The exercise: The records below hold pictures; please leave those out and retype the rest exactly.

(Dataset records)
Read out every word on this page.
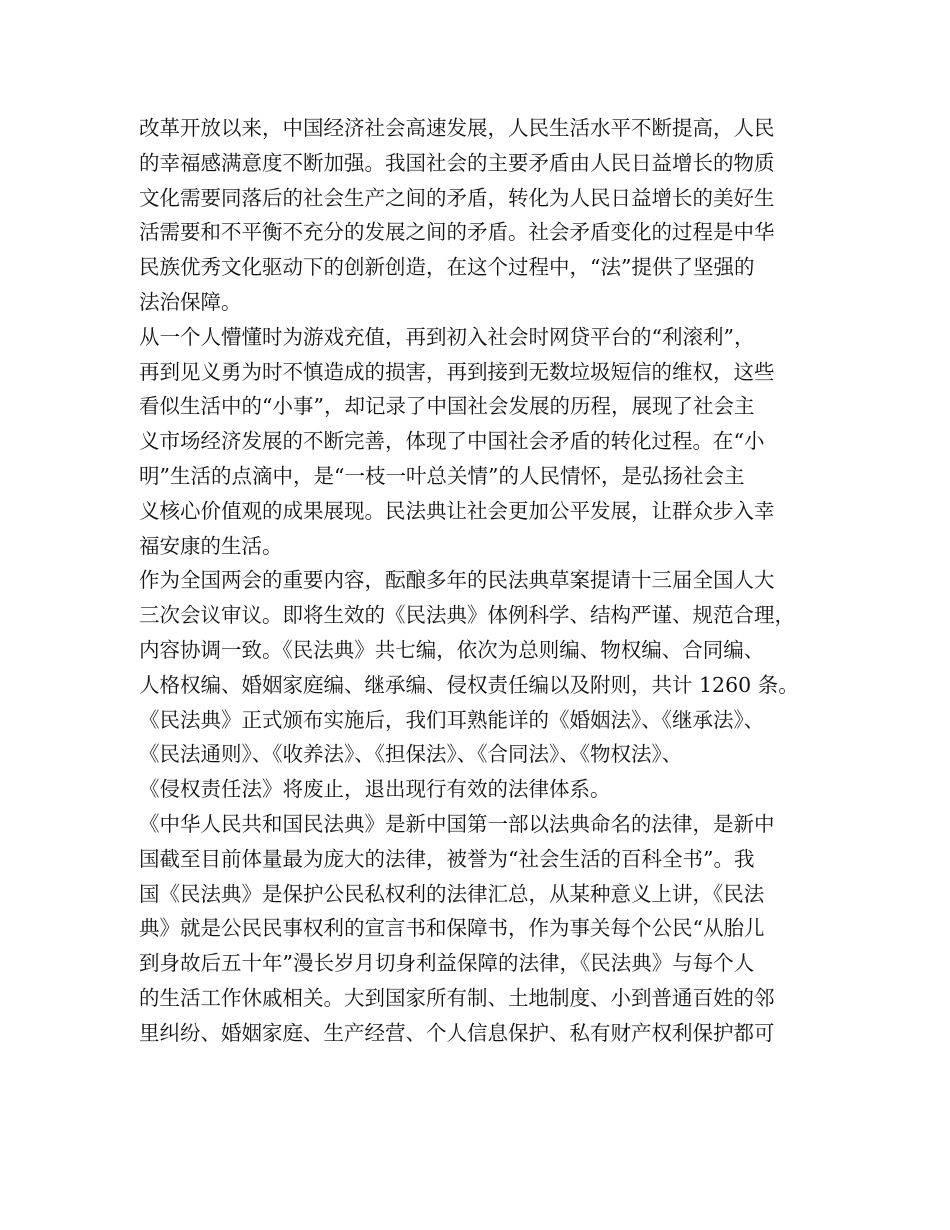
改革开放以来，中国经济社会高速发展，人民生活水平不断提高，人民
的幸福感满意度不断加强。我国社会的主要矛盾由人民日益增长的物质
文化需要同落后的社会生产之间的矛盾，转化为人民日益增长的美好生
活需要和不平衡不充分的发展之间的矛盾。社会矛盾变化的过程是中华
民族优秀文化驱动下的创新创造，在这个过程中，“法”提供了坚强的
法治保障。
从一个人懵懂时为游戏充值，再到初入社会时网贷平台的“利滚利”，
再到见义勇为时不慎造成的损害，再到接到无数垃圾短信的维权，这些
看似生活中的“小事”，却记录了中国社会发展的历程，展现了社会主
义市场经济发展的不断完善，体现了中国社会矛盾的转化过程。在“小
明”生活的点滴中，是“一枝一叶总关情”的人民情怀，是弘扬社会主
义核心价值观的成果展现。民法典让社会更加公平发展，让群众步入幸
福安康的生活。
作为全国两会的重要内容，酝酿多年的民法典草案提请十三届全国人大
三次会议审议。即将生效的《民法典》体例科学、结构严谨、规范合理，
内容协调一致。《民法典》共七编，依次为总则编、物权编、合同编、
人格权编、婚姻家庭编、继承编、侵权责任编以及附则，共计 1260 条。
《民法典》正式颁布实施后，我们耳熟能详的《婚姻法》、《继承法》、
《民法通则》、《收养法》、《担保法》、《合同法》、《物权法》、
《侵权责任法》将废止，退出现行有效的法律体系。
《中华人民共和国民法典》是新中国第一部以法典命名的法律，是新中
国截至目前体量最为庞大的法律，被誉为“社会生活的百科全书”。我
国《民法典》是保护公民私权利的法律汇总，从某种意义上讲，《民法
典》就是公民民事权利的宣言书和保障书，作为事关每个公民“从胎儿
到身故后五十年”漫长岁月切身利益保障的法律，《民法典》与每个人
的生活工作休戚相关。大到国家所有制、土地制度、小到普通百姓的邻
里纠纷、婚姻家庭、生产经营、个人信息保护、私有财产权利保护都可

Right answer:
Read out every word on this page.
改革开放以来，中国经济社会高速发展，人民生活水平不断提高，人民
的幸福感满意度不断加强。我国社会的主要矛盾由人民日益增长的物质
文化需要同落后的社会生产之间的矛盾，转化为人民日益增长的美好生
活需要和不平衡不充分的发展之间的矛盾。社会矛盾变化的过程是中华
民族优秀文化驱动下的创新创造，在这个过程中，“法”提供了坚强的
法治保障。
从一个人懵懂时为游戏充值，再到初入社会时网贷平台的“利滚利”，
再到见义勇为时不慎造成的损害，再到接到无数垃圾短信的维权，这些
看似生活中的“小事”，却记录了中国社会发展的历程，展现了社会主
义市场经济发展的不断完善，体现了中国社会矛盾的转化过程。在“小
明”生活的点滴中，是“一枝一叶总关情”的人民情怀，是弘扬社会主
义核心价值观的成果展现。民法典让社会更加公平发展，让群众步入幸
福安康的生活。
作为全国两会的重要内容，酝酿多年的民法典草案提请十三届全国人大
三次会议审议。即将生效的《民法典》体例科学、结构严谨、规范合理，
内容协调一致。《民法典》共七编，依次为总则编、物权编、合同编、
人格权编、婚姻家庭编、继承编、侵权责任编以及附则，共计 1260 条。
《民法典》正式颁布实施后，我们耳熟能详的《婚姻法》、《继承法》、
《民法通则》、《收养法》、《担保法》、《合同法》、《物权法》、
《侵权责任法》将废止，退出现行有效的法律体系。
《中华人民共和国民法典》是新中国第一部以法典命名的法律，是新中
国截至目前体量最为庞大的法律，被誉为“社会生活的百科全书”。我
国《民法典》是保护公民私权利的法律汇总，从某种意义上讲，《民法
典》就是公民民事权利的宣言书和保障书，作为事关每个公民“从胎儿
到身故后五十年”漫长岁月切身利益保障的法律，《民法典》与每个人
的生活工作休戚相关。大到国家所有制、土地制度、小到普通百姓的邻
里纠纷、婚姻家庭、生产经营、个人信息保护、私有财产权利保护都可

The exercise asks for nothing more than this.